- **Written problem**
Answer the following questions using the summer movie article.
(a) How many hot-weather entertainments does the article say it will list?
(b) Which film is the marital romp called a female answer to?
(c) What year appears next to "The Lion King"?

- **Document segment**
☆ ☆ ☆ ☆ ☆ ☆ ☆

Summer is generally a time for running into an air-conditioned theater to watch elaborate escapist fare like “Blade Runner,” “Close Encounters of the Third Kind” and “Harry Potter” flicks. But some arty gems have also snuck into the summer roster through the years, mixing things up in a way that makes it a season with surprise blended into your CGI popcorn.
Here are the 10 finest hot-weather entertainments of all time.
A sort of female answer to “The Hangover,” this outrageous marital romp was an unexpected treat as it veered from interesting character study to hilarious gross-out comedy to well-earned bonding experience. The cast — including Kristen Wiig, Maya Rudolph, and Oscar-nominated Melissa McCarthy — couldn’t have been better as the diverse and funny bunch of rice queens.
“The Lion King” (1994)

☆ ☆ ☆ ☆ ☆ ☆ ☆

[Stored entries]
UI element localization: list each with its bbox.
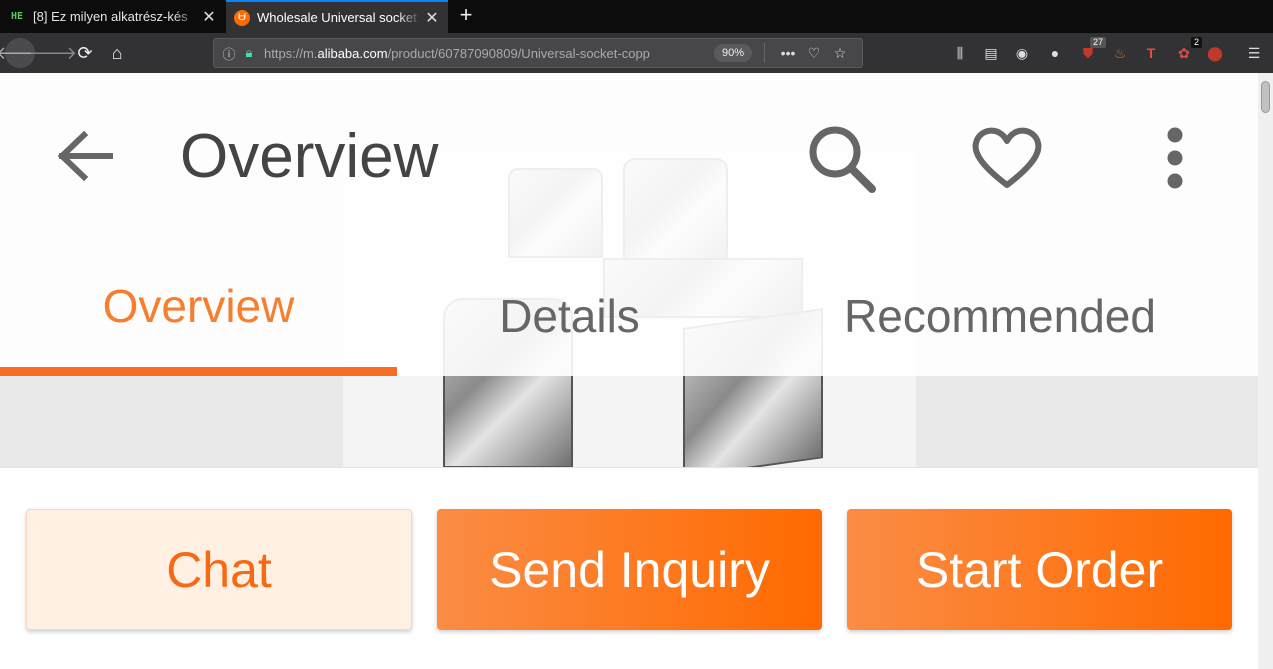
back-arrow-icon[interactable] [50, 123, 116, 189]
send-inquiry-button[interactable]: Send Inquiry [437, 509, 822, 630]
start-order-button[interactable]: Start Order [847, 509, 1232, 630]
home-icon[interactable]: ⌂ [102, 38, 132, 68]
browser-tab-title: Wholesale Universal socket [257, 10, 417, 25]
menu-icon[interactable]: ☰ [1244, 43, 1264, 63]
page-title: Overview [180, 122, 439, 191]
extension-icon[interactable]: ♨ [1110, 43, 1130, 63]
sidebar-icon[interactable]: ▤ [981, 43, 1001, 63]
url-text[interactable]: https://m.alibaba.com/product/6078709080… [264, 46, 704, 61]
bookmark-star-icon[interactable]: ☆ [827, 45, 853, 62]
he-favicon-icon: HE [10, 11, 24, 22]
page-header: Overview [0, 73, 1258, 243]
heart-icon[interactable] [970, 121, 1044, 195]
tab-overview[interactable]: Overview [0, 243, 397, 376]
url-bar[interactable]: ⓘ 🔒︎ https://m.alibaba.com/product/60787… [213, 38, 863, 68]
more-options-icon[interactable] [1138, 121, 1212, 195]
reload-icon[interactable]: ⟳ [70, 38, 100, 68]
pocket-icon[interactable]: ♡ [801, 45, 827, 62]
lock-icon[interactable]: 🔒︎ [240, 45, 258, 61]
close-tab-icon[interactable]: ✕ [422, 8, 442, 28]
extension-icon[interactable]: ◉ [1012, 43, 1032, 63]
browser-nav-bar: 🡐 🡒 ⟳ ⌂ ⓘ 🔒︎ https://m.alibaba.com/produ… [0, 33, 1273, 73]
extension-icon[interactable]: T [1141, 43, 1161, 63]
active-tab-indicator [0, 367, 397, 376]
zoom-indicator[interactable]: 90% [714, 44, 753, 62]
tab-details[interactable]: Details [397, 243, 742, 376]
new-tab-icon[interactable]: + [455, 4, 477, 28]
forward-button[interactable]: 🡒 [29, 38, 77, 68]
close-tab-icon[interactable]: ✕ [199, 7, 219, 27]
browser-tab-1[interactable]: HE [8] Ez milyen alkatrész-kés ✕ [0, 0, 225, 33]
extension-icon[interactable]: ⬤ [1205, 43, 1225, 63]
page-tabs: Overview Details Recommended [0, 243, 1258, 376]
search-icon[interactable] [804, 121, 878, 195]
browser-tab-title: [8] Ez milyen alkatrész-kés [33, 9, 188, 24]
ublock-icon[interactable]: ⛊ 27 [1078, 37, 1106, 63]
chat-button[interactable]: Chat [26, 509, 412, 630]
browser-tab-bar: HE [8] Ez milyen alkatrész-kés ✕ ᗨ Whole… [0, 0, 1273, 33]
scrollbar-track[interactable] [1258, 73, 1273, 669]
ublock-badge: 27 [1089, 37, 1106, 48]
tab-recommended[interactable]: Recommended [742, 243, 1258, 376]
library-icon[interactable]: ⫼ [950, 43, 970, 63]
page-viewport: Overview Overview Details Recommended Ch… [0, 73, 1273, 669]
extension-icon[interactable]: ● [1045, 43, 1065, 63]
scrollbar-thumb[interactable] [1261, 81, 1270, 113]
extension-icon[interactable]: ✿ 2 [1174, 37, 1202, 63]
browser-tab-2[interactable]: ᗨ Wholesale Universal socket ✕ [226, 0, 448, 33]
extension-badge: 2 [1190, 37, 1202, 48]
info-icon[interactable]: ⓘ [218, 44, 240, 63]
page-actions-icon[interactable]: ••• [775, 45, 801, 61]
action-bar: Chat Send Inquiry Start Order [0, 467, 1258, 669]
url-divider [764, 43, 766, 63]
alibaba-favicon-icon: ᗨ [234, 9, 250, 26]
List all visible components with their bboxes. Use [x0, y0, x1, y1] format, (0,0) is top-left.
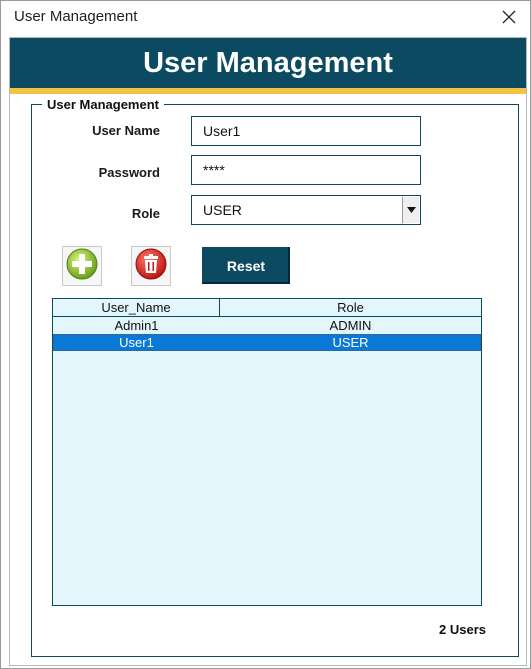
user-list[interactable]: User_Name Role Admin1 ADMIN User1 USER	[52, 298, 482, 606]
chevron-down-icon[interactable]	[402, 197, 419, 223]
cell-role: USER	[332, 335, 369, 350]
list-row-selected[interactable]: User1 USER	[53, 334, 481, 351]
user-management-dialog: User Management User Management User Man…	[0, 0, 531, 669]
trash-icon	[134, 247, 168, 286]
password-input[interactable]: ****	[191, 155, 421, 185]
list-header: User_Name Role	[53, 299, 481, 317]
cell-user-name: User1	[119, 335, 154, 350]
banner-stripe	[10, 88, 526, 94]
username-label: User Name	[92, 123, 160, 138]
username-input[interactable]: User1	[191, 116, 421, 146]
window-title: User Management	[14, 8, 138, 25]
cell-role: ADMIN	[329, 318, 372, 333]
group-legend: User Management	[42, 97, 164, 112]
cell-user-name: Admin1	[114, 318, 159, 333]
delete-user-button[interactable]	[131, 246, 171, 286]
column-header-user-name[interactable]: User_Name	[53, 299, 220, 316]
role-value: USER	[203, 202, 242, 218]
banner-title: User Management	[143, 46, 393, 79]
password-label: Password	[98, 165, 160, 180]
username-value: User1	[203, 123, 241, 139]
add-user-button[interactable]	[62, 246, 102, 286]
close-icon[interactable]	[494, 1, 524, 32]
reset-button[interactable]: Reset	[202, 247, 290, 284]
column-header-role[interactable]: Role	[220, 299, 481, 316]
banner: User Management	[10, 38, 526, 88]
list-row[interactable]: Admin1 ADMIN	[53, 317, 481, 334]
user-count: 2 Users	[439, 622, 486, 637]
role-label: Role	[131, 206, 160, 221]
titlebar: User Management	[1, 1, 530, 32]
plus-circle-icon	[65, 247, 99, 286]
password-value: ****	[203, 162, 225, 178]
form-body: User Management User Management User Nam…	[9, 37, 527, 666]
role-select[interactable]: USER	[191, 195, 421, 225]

☆ ☆ ☆ ☆ ☆ ☆ ☆

- **Answer to the problem**
(a) 10
(b) "The Hangover"
(c) 1994